## What to work on
Quote every line below exactly and skip any picture.
___ Provided records ___
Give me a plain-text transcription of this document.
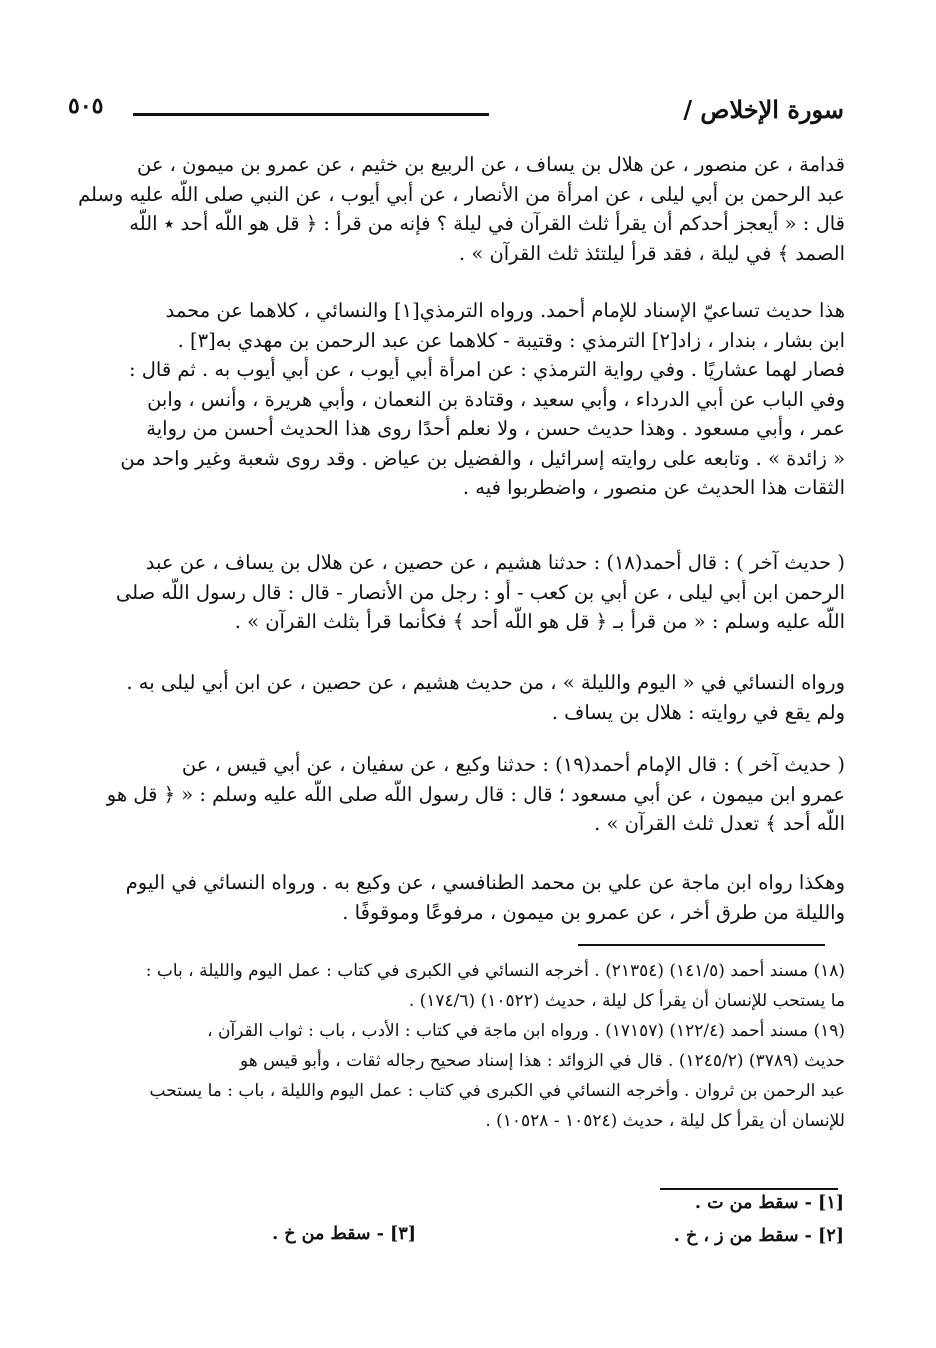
سورة الإخلاص /
٥٠٥
قدامة ، عن منصور ، عن هلال بن يساف ، عن الربيع بن خثيم ، عن عمرو بن ميمون ، عن
عبد الرحمن بن أبي ليلى ، عن امرأة من الأنصار ، عن أبي أيوب ، عن النبي صلى اللّه عليه وسلم
قال : « أيعجز أحدكم أن يقرأ ثلث القرآن في ليلة ؟ فإنه من قرأ : ﴿ قل هو اللّه أحد ٭ اللّه
الصمد ﴾ في ليلة ، فقد قرأ ليلتئذ ثلث القرآن » .
هذا حديث تساعيّ الإسناد للإمام أحمد. ورواه الترمذي[١] والنسائي ، كلاهما عن محمد
ابن بشار ، بندار ، زاد[٢] الترمذي : وقتيبة - كلاهما عن عبد الرحمن بن مهدي به[٣] .
فصار لهما عشاريًا . وفي رواية الترمذي : عن امرأة أبي أيوب ، عن أبي أيوب به . ثم قال :
وفي الباب عن أبي الدرداء ، وأبي سعيد ، وقتادة بن النعمان ، وأبي هريرة ، وأنس ، وابن
عمر ، وأبي مسعود . وهذا حديث حسن ، ولا نعلم أحدًا روى هذا الحديث أحسن من رواية
« زائدة » . وتابعه على روايته إسرائيل ، والفضيل بن عياض . وقد روى شعبة وغير واحد من
الثقات هذا الحديث عن منصور ، واضطربوا فيه .
( حديث آخر ) : قال أحمد(١٨) : حدثنا هشيم ، عن حصين ، عن هلال بن يساف ، عن عبد
الرحمن ابن أبي ليلى ، عن أبي بن كعب - أو : رجل من الأنصار - قال : قال رسول اللّه صلى
اللّه عليه وسلم : « من قرأ بـ ﴿ قل هو اللّه أحد ﴾ فكأنما قرأ بثلث القرآن » .
ورواه النسائي في « اليوم والليلة » ، من حديث هشيم ، عن حصين ، عن ابن أبي ليلى به .
ولم يقع في روايته : هلال بن يساف .
( حديث آخر ) : قال الإمام أحمد(١٩) : حدثنا وكيع ، عن سفيان ، عن أبي قيس ، عن
عمرو ابن ميمون ، عن أبي مسعود ؛ قال : قال رسول اللّه صلى اللّه عليه وسلم : « ﴿ قل هو
اللّه أحد ﴾ تعدل ثلث القرآن » .
وهكذا رواه ابن ماجة عن علي بن محمد الطنافسي ، عن وكيع به . ورواه النسائي في اليوم
والليلة من طرق أخر ، عن عمرو بن ميمون ، مرفوعًا وموقوفًا .
(١٨) مسند أحمد (١٤١/٥) (٢١٣٥٤) . أخرجه النسائي في الكبرى في كتاب : عمل اليوم والليلة ، باب :
ما يستحب للإنسان أن يقرأ كل ليلة ، حديث (١٠٥٢٢) (١٧٤/٦) .
(١٩) مسند أحمد (١٢٢/٤) (١٧١٥٧) . ورواه ابن ماجة في كتاب : الأدب ، باب : ثواب القرآن ،
حديث (٣٧٨٩) (١٢٤٥/٢) . قال في الزوائد : هذا إسناد صحيح رجاله ثقات ، وأبو قيس هو
عبد الرحمن بن ثروان . وأخرجه النسائي في الكبرى في كتاب : عمل اليوم والليلة ، باب : ما يستحب
للإنسان أن يقرأ كل ليلة ، حديث (١٠٥٢٤ - ١٠٥٢٨) .
[١] - سقط من ت .
[٢] - سقط من ز ، خ .
[٣] - سقط من خ .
___
## Finished answer
Give me a plain-text transcription of this document.
سورة الإخلاص /
٥٠٥
قدامة ، عن منصور ، عن هلال بن يساف ، عن الربيع بن خثيم ، عن عمرو بن ميمون ، عن
عبد الرحمن بن أبي ليلى ، عن امرأة من الأنصار ، عن أبي أيوب ، عن النبي صلى اللّه عليه وسلم
قال : « أيعجز أحدكم أن يقرأ ثلث القرآن في ليلة ؟ فإنه من قرأ : ﴿ قل هو اللّه أحد ٭ اللّه
الصمد ﴾ في ليلة ، فقد قرأ ليلتئذ ثلث القرآن » .
هذا حديث تساعيّ الإسناد للإمام أحمد. ورواه الترمذي[١] والنسائي ، كلاهما عن محمد
ابن بشار ، بندار ، زاد[٢] الترمذي : وقتيبة - كلاهما عن عبد الرحمن بن مهدي به[٣] .
فصار لهما عشاريًا . وفي رواية الترمذي : عن امرأة أبي أيوب ، عن أبي أيوب به . ثم قال :
وفي الباب عن أبي الدرداء ، وأبي سعيد ، وقتادة بن النعمان ، وأبي هريرة ، وأنس ، وابن
عمر ، وأبي مسعود . وهذا حديث حسن ، ولا نعلم أحدًا روى هذا الحديث أحسن من رواية
« زائدة » . وتابعه على روايته إسرائيل ، والفضيل بن عياض . وقد روى شعبة وغير واحد من
الثقات هذا الحديث عن منصور ، واضطربوا فيه .
( حديث آخر ) : قال أحمد(١٨) : حدثنا هشيم ، عن حصين ، عن هلال بن يساف ، عن عبد
الرحمن ابن أبي ليلى ، عن أبي بن كعب - أو : رجل من الأنصار - قال : قال رسول اللّه صلى
اللّه عليه وسلم : « من قرأ بـ ﴿ قل هو اللّه أحد ﴾ فكأنما قرأ بثلث القرآن » .
ورواه النسائي في « اليوم والليلة » ، من حديث هشيم ، عن حصين ، عن ابن أبي ليلى به .
ولم يقع في روايته : هلال بن يساف .
( حديث آخر ) : قال الإمام أحمد(١٩) : حدثنا وكيع ، عن سفيان ، عن أبي قيس ، عن
عمرو ابن ميمون ، عن أبي مسعود ؛ قال : قال رسول اللّه صلى اللّه عليه وسلم : « ﴿ قل هو
اللّه أحد ﴾ تعدل ثلث القرآن » .
وهكذا رواه ابن ماجة عن علي بن محمد الطنافسي ، عن وكيع به . ورواه النسائي في اليوم
والليلة من طرق أخر ، عن عمرو بن ميمون ، مرفوعًا وموقوفًا .
(١٨) مسند أحمد (١٤١/٥) (٢١٣٥٤) . أخرجه النسائي في الكبرى في كتاب : عمل اليوم والليلة ، باب :
ما يستحب للإنسان أن يقرأ كل ليلة ، حديث (١٠٥٢٢) (١٧٤/٦) .
(١٩) مسند أحمد (١٢٢/٤) (١٧١٥٧) . ورواه ابن ماجة في كتاب : الأدب ، باب : ثواب القرآن ،
حديث (٣٧٨٩) (١٢٤٥/٢) . قال في الزوائد : هذا إسناد صحيح رجاله ثقات ، وأبو قيس هو
عبد الرحمن بن ثروان . وأخرجه النسائي في الكبرى في كتاب : عمل اليوم والليلة ، باب : ما يستحب
للإنسان أن يقرأ كل ليلة ، حديث (١٠٥٢٤ - ١٠٥٢٨) .
[١] - سقط من ت .
[٢] - سقط من ز ، خ .
[٣] - سقط من خ .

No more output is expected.